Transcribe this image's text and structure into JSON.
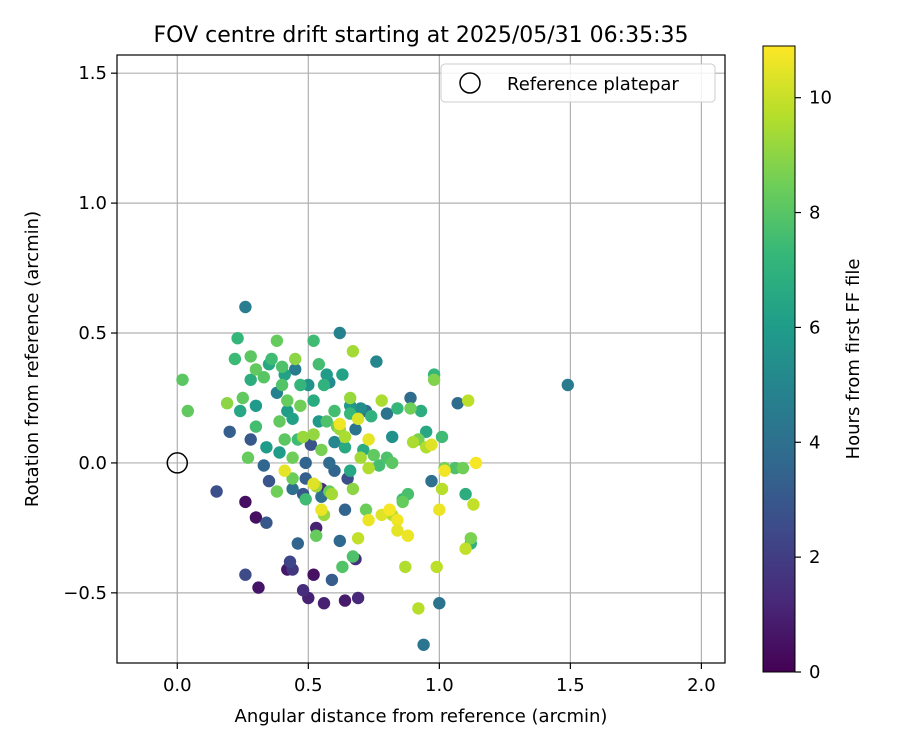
{
  "chart_data": {
    "type": "scatter",
    "title": "FOV centre drift starting at 2025/05/31 06:35:35",
    "xlabel": "Angular distance from reference (arcmin)",
    "ylabel": "Rotation from reference (arcmin)",
    "xlim": [
      -0.23,
      2.09
    ],
    "ylim": [
      -0.77,
      1.57
    ],
    "xticks": [
      0.0,
      0.5,
      1.0,
      1.5,
      2.0
    ],
    "xtick_labels": [
      "0.0",
      "0.5",
      "1.0",
      "1.5",
      "2.0"
    ],
    "yticks": [
      -0.5,
      0.0,
      0.5,
      1.0,
      1.5
    ],
    "ytick_labels": [
      "−0.5",
      "0.0",
      "0.5",
      "1.0",
      "1.5"
    ],
    "grid": true,
    "legend": {
      "position": "top-right",
      "label": "Reference platepar"
    },
    "reference_point": {
      "x": 0.0,
      "y": 0.0
    },
    "colorbar": {
      "label": "Hours from first FF file",
      "min": 0,
      "max": 10.9,
      "ticks": [
        0,
        2,
        4,
        6,
        8,
        10
      ],
      "tick_labels": [
        "0",
        "2",
        "4",
        "6",
        "8",
        "10"
      ],
      "colormap": "viridis",
      "stops": [
        "#440154",
        "#482878",
        "#3e4989",
        "#31688e",
        "#26828e",
        "#1f9e89",
        "#35b779",
        "#6ece58",
        "#b5de2b",
        "#fde725"
      ]
    },
    "points": [
      [
        0.26,
        -0.15,
        0.4
      ],
      [
        0.3,
        -0.21,
        0.5
      ],
      [
        0.31,
        -0.48,
        0.6
      ],
      [
        0.42,
        -0.41,
        0.7
      ],
      [
        0.52,
        -0.43,
        0.5
      ],
      [
        0.5,
        -0.52,
        1.0
      ],
      [
        0.56,
        -0.54,
        1.0
      ],
      [
        0.64,
        -0.53,
        0.8
      ],
      [
        0.69,
        -0.52,
        1.2
      ],
      [
        0.48,
        -0.49,
        1.4
      ],
      [
        0.53,
        -0.25,
        1.0
      ],
      [
        0.55,
        -0.1,
        1.3
      ],
      [
        0.68,
        -0.37,
        1.5
      ],
      [
        0.44,
        -0.41,
        1.8
      ],
      [
        0.43,
        -0.38,
        2.3
      ],
      [
        0.26,
        -0.43,
        2.5
      ],
      [
        0.15,
        -0.11,
        2.7
      ],
      [
        0.34,
        -0.23,
        3.0
      ],
      [
        0.46,
        -0.31,
        3.5
      ],
      [
        0.59,
        -0.45,
        3.2
      ],
      [
        0.48,
        -0.12,
        3.0
      ],
      [
        0.35,
        -0.07,
        2.9
      ],
      [
        0.49,
        -0.06,
        3.3
      ],
      [
        0.51,
        0.07,
        2.8
      ],
      [
        0.62,
        -0.3,
        3.7
      ],
      [
        0.64,
        -0.18,
        3.5
      ],
      [
        0.6,
        -0.03,
        3.6
      ],
      [
        0.65,
        -0.06,
        2.6
      ],
      [
        0.2,
        0.12,
        3.3
      ],
      [
        0.28,
        0.09,
        3.0
      ],
      [
        0.33,
        -0.01,
        3.6
      ],
      [
        0.49,
        0.0,
        3.5
      ],
      [
        0.44,
        -0.1,
        4.0
      ],
      [
        0.58,
        0.0,
        3.8
      ],
      [
        0.55,
        -0.13,
        4.0
      ],
      [
        0.68,
        0.13,
        4.2
      ],
      [
        0.72,
        0.2,
        4.0
      ],
      [
        0.89,
        0.25,
        3.8
      ],
      [
        0.8,
        0.19,
        4.2
      ],
      [
        0.97,
        -0.07,
        4.0
      ],
      [
        1.07,
        0.23,
        3.8
      ],
      [
        1.0,
        -0.54,
        4.2
      ],
      [
        0.94,
        -0.7,
        4.3
      ],
      [
        1.49,
        0.3,
        4.5
      ],
      [
        0.26,
        0.6,
        4.6
      ],
      [
        0.62,
        0.5,
        4.8
      ],
      [
        0.76,
        0.39,
        5.0
      ],
      [
        0.45,
        0.36,
        4.5
      ],
      [
        0.38,
        0.27,
        4.8
      ],
      [
        0.58,
        0.31,
        5.2
      ],
      [
        0.6,
        0.08,
        5.0
      ],
      [
        0.82,
        0.1,
        5.5
      ],
      [
        0.7,
        0.21,
        5.3
      ],
      [
        0.5,
        0.3,
        5.6
      ],
      [
        0.54,
        0.16,
        5.8
      ],
      [
        0.42,
        0.2,
        6.0
      ],
      [
        0.66,
        0.22,
        5.8
      ],
      [
        0.63,
        0.34,
        6.3
      ],
      [
        0.41,
        0.34,
        6.2
      ],
      [
        0.35,
        0.38,
        6.5
      ],
      [
        0.28,
        0.32,
        6.8
      ],
      [
        0.24,
        0.2,
        6.5
      ],
      [
        0.3,
        0.22,
        5.9
      ],
      [
        0.34,
        0.06,
        6.0
      ],
      [
        0.39,
        0.04,
        6.0
      ],
      [
        0.44,
        0.17,
        6.2
      ],
      [
        0.52,
        0.24,
        6.7
      ],
      [
        0.57,
        0.34,
        6.0
      ],
      [
        0.64,
        0.06,
        6.6
      ],
      [
        0.66,
        -0.03,
        6.5
      ],
      [
        0.71,
        0.05,
        6.7
      ],
      [
        0.74,
        0.18,
        7.0
      ],
      [
        0.93,
        0.2,
        6.8
      ],
      [
        0.95,
        0.12,
        6.5
      ],
      [
        0.98,
        0.34,
        7.2
      ],
      [
        0.84,
        0.21,
        7.2
      ],
      [
        1.1,
        -0.12,
        6.8
      ],
      [
        1.12,
        -0.31,
        7.0
      ],
      [
        0.23,
        0.48,
        7.2
      ],
      [
        0.22,
        0.4,
        7.4
      ],
      [
        0.3,
        0.14,
        7.6
      ],
      [
        0.36,
        0.4,
        7.5
      ],
      [
        0.4,
        0.37,
        7.8
      ],
      [
        0.52,
        0.47,
        7.5
      ],
      [
        0.54,
        0.38,
        7.6
      ],
      [
        0.56,
        0.3,
        7.0
      ],
      [
        0.47,
        0.3,
        7.2
      ],
      [
        0.46,
        0.09,
        7.5
      ],
      [
        0.49,
        -0.14,
        7.5
      ],
      [
        0.57,
        0.16,
        7.8
      ],
      [
        0.6,
        0.2,
        7.6
      ],
      [
        0.66,
        0.19,
        7.3
      ],
      [
        0.67,
        -0.36,
        7.8
      ],
      [
        0.63,
        -0.4,
        7.9
      ],
      [
        0.77,
        -0.01,
        7.6
      ],
      [
        0.8,
        0.02,
        7.8
      ],
      [
        0.86,
        -0.14,
        7.5
      ],
      [
        0.88,
        -0.12,
        7.7
      ],
      [
        1.01,
        0.1,
        7.5
      ],
      [
        1.06,
        -0.02,
        7.8
      ],
      [
        0.02,
        0.32,
        8.1
      ],
      [
        0.04,
        0.2,
        8.2
      ],
      [
        0.25,
        0.25,
        8.2
      ],
      [
        0.28,
        0.41,
        8.1
      ],
      [
        0.3,
        0.36,
        8.2
      ],
      [
        0.38,
        0.47,
        8.3
      ],
      [
        0.33,
        0.33,
        8.0
      ],
      [
        0.4,
        0.3,
        7.9
      ],
      [
        0.42,
        0.24,
        8.3
      ],
      [
        0.47,
        0.22,
        8.5
      ],
      [
        0.27,
        0.02,
        8.3
      ],
      [
        0.39,
        0.16,
        8.2
      ],
      [
        0.41,
        0.09,
        8.1
      ],
      [
        0.44,
        -0.06,
        8.4
      ],
      [
        0.38,
        -0.11,
        8.5
      ],
      [
        0.44,
        0.02,
        8.5
      ],
      [
        0.53,
        -0.28,
        8.3
      ],
      [
        0.55,
        0.05,
        8.6
      ],
      [
        0.58,
        -0.11,
        8.3
      ],
      [
        0.61,
        0.14,
        8.5
      ],
      [
        0.72,
        -0.18,
        8.4
      ],
      [
        0.75,
        0.03,
        8.2
      ],
      [
        0.82,
        0.0,
        8.1
      ],
      [
        0.86,
        -0.15,
        8.3
      ],
      [
        0.89,
        0.21,
        8.5
      ],
      [
        0.92,
        0.09,
        8.6
      ],
      [
        0.98,
        0.32,
        8.8
      ],
      [
        1.02,
        -0.02,
        8.6
      ],
      [
        1.09,
        -0.02,
        8.5
      ],
      [
        1.12,
        -0.29,
        8.7
      ],
      [
        0.19,
        0.23,
        9.0
      ],
      [
        0.45,
        0.4,
        9.0
      ],
      [
        0.48,
        0.1,
        9.2
      ],
      [
        0.52,
        0.11,
        9.1
      ],
      [
        0.53,
        -0.09,
        9.3
      ],
      [
        0.56,
        -0.2,
        9.2
      ],
      [
        0.59,
        -0.12,
        9.4
      ],
      [
        0.62,
        0.13,
        9.3
      ],
      [
        0.64,
        0.1,
        9.5
      ],
      [
        0.66,
        0.25,
        9.2
      ],
      [
        0.67,
        0.43,
        9.4
      ],
      [
        0.67,
        -0.1,
        9.0
      ],
      [
        0.7,
        0.02,
        9.4
      ],
      [
        0.73,
        -0.02,
        9.6
      ],
      [
        0.78,
        0.24,
        9.5
      ],
      [
        0.82,
        -0.2,
        9.7
      ],
      [
        0.87,
        -0.4,
        9.6
      ],
      [
        0.9,
        0.08,
        9.5
      ],
      [
        0.92,
        -0.56,
        9.7
      ],
      [
        0.95,
        0.06,
        9.6
      ],
      [
        0.99,
        -0.4,
        9.8
      ],
      [
        1.01,
        -0.1,
        9.7
      ],
      [
        1.1,
        -0.33,
        9.9
      ],
      [
        1.11,
        0.24,
        9.8
      ],
      [
        1.13,
        -0.16,
        9.9
      ],
      [
        0.69,
        -0.29,
        9.9
      ],
      [
        0.41,
        -0.03,
        10.5
      ],
      [
        0.52,
        -0.08,
        10.4
      ],
      [
        0.55,
        -0.18,
        10.6
      ],
      [
        0.62,
        0.15,
        10.7
      ],
      [
        0.69,
        0.17,
        10.3
      ],
      [
        0.73,
        0.09,
        10.5
      ],
      [
        0.73,
        -0.22,
        10.6
      ],
      [
        0.78,
        -0.2,
        10.4
      ],
      [
        0.81,
        -0.18,
        10.8
      ],
      [
        0.84,
        -0.22,
        10.7
      ],
      [
        0.84,
        -0.26,
        10.5
      ],
      [
        0.88,
        -0.28,
        10.6
      ],
      [
        0.97,
        0.07,
        10.4
      ],
      [
        1.0,
        -0.18,
        10.6
      ],
      [
        1.02,
        -0.03,
        10.7
      ],
      [
        1.14,
        0.0,
        10.8
      ]
    ]
  }
}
-----
What is required:
From the entries above, pull out each line that includes "arcmin".

Reply:
    "xlabel": "Angular distance from reference (arcmin)",
    "ylabel": "Rotation from reference (arcmin)",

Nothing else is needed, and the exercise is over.